TASK DIRECTIONS:
Copy every line, leaving nothing out and adding nothing.

Excerpt from a dataset:
================================

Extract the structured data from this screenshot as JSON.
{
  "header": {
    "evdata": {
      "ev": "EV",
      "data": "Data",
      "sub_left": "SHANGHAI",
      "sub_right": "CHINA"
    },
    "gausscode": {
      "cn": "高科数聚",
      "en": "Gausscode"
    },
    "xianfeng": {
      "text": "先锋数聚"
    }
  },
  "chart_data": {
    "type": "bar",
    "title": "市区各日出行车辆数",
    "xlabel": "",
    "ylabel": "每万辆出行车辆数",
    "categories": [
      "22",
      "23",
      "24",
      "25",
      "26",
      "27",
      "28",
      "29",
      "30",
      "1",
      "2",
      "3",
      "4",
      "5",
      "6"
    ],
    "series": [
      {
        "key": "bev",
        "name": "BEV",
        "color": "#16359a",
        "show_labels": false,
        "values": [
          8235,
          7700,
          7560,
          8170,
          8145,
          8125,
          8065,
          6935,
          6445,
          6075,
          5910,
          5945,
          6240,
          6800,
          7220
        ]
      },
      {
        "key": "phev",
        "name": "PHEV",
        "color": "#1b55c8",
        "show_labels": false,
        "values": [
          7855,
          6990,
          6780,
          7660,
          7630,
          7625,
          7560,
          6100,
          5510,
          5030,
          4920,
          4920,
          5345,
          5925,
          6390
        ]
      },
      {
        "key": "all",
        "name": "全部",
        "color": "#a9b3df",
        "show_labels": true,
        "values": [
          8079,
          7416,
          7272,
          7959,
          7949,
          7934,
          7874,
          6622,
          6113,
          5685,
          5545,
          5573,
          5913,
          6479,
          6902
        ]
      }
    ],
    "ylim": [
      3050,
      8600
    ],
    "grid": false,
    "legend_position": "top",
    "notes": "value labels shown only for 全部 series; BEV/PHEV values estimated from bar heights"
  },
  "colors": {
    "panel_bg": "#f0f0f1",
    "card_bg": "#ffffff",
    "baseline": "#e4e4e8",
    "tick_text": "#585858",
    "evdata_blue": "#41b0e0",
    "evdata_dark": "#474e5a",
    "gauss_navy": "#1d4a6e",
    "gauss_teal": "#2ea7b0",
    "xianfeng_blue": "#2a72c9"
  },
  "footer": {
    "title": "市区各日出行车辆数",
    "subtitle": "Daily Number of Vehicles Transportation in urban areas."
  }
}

================================

IN RESPONSE:
Extract the structured data from this screenshot as JSON.
{
  "header": {
    "evdata": {
      "ev": "EV",
      "data": "Data",
      "sub_left": "SHANGHAI",
      "sub_right": "CHINA"
    },
    "gausscode": {
      "cn": "高科数聚",
      "en": "Gausscode"
    },
    "xianfeng": {
      "text": "先锋数聚"
    }
  },
  "chart_data": {
    "type": "bar",
    "title": "市区各日出行车辆数",
    "xlabel": "",
    "ylabel": "每万辆出行车辆数",
    "categories": [
      "22",
      "23",
      "24",
      "25",
      "26",
      "27",
      "28",
      "29",
      "30",
      "1",
      "2",
      "3",
      "4",
      "5",
      "6"
    ],
    "series": [
      {
        "key": "bev",
        "name": "BEV",
        "color": "#16359a",
        "show_labels": false,
        "values": [
          8235,
          7700,
          7560,
          8170,
          8145,
          8125,
          8065,
          6935,
          6445,
          6075,
          5910,
          5945,
          6240,
          6800,
          7220
        ]
      },
      {
        "key": "phev",
        "name": "PHEV",
        "color": "#1b55c8",
        "show_labels": false,
        "values": [
          7855,
          6990,
          6780,
          7660,
          7630,
          7625,
          7560,
          6100,
          5510,
          5030,
          4920,
          4920,
          5345,
          5925,
          6390
        ]
      },
      {
        "key": "all",
        "name": "全部",
        "color": "#a9b3df",
        "show_labels": true,
        "values": [
          8079,
          7416,
          7272,
          7959,
          7949,
          7934,
          7874,
          6622,
          6113,
          5685,
          5545,
          5573,
          5913,
          6479,
          6902
        ]
      }
    ],
    "ylim": [
      3050,
      8600
    ],
    "grid": false,
    "legend_position": "top",
    "notes": "value labels shown only for 全部 series; BEV/PHEV values estimated from bar heights"
  },
  "colors": {
    "panel_bg": "#f0f0f1",
    "card_bg": "#ffffff",
    "baseline": "#e4e4e8",
    "tick_text": "#585858",
    "evdata_blue": "#41b0e0",
    "evdata_dark": "#474e5a",
    "gauss_navy": "#1d4a6e",
    "gauss_teal": "#2ea7b0",
    "xianfeng_blue": "#2a72c9"
  },
  "footer": {
    "title": "市区各日出行车辆数",
    "subtitle": "Daily Number of Vehicles Transportation in urban areas."
  }
}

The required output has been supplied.